### Data in this exercise ###

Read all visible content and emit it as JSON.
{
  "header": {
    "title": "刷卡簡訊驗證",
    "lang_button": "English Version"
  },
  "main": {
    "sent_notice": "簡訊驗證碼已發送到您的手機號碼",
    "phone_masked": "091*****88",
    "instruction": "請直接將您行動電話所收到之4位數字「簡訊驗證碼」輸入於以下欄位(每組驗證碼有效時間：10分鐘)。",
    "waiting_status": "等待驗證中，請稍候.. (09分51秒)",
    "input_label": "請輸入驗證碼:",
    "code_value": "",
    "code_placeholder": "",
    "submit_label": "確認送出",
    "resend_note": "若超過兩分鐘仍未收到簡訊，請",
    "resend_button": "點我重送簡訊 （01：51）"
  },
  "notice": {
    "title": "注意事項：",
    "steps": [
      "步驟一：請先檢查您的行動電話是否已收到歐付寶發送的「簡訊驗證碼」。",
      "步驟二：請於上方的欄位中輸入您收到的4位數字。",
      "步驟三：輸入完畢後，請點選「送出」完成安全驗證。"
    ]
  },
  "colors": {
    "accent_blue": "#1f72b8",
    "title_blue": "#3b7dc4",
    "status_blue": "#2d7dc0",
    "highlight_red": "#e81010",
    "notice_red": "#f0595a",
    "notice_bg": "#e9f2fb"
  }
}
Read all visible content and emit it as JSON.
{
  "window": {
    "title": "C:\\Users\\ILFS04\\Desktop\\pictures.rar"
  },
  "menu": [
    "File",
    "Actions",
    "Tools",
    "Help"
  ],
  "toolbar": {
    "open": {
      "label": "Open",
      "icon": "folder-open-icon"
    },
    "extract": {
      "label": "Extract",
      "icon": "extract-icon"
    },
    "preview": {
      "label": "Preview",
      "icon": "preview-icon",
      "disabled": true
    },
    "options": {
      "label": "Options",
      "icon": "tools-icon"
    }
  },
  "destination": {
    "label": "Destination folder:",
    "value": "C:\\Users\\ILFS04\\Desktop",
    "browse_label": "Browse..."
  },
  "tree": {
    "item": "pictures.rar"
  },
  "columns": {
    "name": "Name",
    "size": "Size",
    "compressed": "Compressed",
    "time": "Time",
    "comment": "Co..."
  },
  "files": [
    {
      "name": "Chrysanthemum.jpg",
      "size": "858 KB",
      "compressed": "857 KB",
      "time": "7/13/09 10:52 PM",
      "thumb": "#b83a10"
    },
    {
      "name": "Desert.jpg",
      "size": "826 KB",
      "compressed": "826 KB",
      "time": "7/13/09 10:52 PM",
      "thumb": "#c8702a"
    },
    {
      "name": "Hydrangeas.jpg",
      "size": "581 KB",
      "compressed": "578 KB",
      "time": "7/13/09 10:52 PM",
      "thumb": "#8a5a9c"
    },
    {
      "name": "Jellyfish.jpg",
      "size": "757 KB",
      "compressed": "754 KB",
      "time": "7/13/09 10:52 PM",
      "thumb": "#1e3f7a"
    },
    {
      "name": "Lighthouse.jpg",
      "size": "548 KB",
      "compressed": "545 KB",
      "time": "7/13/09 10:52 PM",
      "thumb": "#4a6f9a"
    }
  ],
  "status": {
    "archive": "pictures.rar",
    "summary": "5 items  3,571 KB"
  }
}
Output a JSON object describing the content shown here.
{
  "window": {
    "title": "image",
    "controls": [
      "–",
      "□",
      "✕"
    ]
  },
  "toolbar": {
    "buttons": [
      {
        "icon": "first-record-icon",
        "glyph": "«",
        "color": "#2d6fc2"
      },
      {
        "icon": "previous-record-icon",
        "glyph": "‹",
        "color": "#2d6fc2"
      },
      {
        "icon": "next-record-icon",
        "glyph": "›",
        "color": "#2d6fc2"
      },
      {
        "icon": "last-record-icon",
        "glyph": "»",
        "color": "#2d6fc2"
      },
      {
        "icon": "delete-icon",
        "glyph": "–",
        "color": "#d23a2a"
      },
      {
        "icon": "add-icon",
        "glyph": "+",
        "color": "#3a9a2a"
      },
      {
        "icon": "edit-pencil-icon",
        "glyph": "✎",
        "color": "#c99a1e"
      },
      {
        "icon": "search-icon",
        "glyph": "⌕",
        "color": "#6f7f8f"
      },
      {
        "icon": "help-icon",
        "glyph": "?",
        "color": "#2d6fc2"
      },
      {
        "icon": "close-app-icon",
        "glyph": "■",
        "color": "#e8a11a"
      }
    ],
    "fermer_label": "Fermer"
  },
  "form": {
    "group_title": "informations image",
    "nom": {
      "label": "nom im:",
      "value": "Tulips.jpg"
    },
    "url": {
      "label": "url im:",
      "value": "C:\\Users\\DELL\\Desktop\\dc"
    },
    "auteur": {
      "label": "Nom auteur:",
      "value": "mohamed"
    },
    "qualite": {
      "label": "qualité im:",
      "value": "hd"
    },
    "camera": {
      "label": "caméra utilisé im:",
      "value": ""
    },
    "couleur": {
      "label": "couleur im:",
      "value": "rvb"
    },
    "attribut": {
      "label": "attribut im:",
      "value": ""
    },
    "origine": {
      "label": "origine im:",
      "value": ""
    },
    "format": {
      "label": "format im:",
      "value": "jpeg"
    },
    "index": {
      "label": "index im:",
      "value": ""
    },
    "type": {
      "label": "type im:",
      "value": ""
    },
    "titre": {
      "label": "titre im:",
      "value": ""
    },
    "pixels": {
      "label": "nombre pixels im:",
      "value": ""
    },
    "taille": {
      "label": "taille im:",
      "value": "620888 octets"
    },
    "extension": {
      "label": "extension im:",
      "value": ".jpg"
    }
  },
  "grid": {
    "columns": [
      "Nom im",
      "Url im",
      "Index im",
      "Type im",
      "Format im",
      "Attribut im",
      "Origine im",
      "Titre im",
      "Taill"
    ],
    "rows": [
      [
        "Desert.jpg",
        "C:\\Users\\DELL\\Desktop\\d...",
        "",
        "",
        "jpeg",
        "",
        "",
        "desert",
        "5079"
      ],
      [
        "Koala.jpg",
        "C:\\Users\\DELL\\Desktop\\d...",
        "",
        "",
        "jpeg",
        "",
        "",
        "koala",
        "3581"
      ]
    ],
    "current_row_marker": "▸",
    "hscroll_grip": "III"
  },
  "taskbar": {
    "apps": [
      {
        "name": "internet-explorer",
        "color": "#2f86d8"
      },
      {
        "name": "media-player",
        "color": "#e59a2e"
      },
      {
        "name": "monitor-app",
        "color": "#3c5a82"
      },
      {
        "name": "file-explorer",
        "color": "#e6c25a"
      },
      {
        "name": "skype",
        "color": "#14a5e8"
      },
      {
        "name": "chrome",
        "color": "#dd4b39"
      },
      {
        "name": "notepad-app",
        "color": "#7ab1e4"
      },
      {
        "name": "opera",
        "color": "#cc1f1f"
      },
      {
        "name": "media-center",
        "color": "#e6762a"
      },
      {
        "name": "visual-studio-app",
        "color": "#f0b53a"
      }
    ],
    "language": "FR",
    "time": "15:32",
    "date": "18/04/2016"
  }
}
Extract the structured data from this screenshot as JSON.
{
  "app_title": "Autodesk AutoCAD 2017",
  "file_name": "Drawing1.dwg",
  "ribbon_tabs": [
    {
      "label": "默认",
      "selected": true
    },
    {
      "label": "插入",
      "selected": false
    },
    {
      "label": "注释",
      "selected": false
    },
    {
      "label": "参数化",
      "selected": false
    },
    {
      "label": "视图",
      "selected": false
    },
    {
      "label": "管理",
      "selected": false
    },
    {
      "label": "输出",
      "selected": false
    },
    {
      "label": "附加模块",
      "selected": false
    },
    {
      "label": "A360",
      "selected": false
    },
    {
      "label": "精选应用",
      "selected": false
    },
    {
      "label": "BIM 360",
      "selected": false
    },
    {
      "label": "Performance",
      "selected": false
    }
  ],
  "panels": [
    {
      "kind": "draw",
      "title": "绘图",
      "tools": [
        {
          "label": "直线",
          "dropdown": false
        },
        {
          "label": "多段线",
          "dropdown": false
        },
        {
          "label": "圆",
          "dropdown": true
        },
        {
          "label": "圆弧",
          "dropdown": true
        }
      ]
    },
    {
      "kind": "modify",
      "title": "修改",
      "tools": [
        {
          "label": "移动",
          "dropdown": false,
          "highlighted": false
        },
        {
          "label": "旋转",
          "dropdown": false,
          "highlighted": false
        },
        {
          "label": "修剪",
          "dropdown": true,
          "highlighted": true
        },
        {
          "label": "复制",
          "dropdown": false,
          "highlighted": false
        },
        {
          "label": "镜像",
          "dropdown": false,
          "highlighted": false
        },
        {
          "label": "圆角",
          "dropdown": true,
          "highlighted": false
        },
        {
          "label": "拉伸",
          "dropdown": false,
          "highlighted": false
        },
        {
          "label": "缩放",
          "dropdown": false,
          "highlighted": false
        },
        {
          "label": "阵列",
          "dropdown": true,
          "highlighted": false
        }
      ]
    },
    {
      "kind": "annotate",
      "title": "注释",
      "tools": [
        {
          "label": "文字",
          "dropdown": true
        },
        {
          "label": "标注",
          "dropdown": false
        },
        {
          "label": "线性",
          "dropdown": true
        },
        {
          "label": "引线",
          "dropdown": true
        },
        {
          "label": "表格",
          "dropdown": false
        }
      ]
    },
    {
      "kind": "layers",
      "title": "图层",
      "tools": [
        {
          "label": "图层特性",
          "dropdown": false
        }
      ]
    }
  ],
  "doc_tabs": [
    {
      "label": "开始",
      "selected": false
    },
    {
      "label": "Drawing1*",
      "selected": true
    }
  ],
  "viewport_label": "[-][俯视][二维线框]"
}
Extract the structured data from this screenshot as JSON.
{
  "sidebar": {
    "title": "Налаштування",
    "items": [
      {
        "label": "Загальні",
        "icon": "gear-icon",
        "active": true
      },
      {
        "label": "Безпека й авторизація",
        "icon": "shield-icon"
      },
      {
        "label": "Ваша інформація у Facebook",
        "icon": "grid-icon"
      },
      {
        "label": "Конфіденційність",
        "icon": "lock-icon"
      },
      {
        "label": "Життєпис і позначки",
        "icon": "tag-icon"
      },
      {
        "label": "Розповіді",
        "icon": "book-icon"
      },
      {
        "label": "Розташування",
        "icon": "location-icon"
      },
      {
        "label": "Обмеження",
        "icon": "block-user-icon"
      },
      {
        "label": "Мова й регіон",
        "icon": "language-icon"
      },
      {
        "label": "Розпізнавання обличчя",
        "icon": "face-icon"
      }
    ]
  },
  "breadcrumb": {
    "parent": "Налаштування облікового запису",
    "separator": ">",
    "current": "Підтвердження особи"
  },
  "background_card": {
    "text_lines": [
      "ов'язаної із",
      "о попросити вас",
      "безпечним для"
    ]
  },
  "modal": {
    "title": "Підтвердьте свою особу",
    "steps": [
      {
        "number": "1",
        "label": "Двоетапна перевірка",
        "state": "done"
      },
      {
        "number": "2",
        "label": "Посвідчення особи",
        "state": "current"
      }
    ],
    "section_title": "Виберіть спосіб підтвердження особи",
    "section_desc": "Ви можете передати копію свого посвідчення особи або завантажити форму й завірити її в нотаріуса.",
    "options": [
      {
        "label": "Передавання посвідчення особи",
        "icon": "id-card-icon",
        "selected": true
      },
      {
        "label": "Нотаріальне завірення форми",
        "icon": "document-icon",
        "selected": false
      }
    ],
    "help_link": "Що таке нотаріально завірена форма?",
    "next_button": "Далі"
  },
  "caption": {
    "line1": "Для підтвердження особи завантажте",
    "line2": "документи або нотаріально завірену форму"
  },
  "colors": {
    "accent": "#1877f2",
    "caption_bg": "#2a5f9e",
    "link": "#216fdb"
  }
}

###

Filter the entries down to the lines containing "media". Copy each of those lines.

§ **Response below**
        "name": "media-player",
        "name": "media-center",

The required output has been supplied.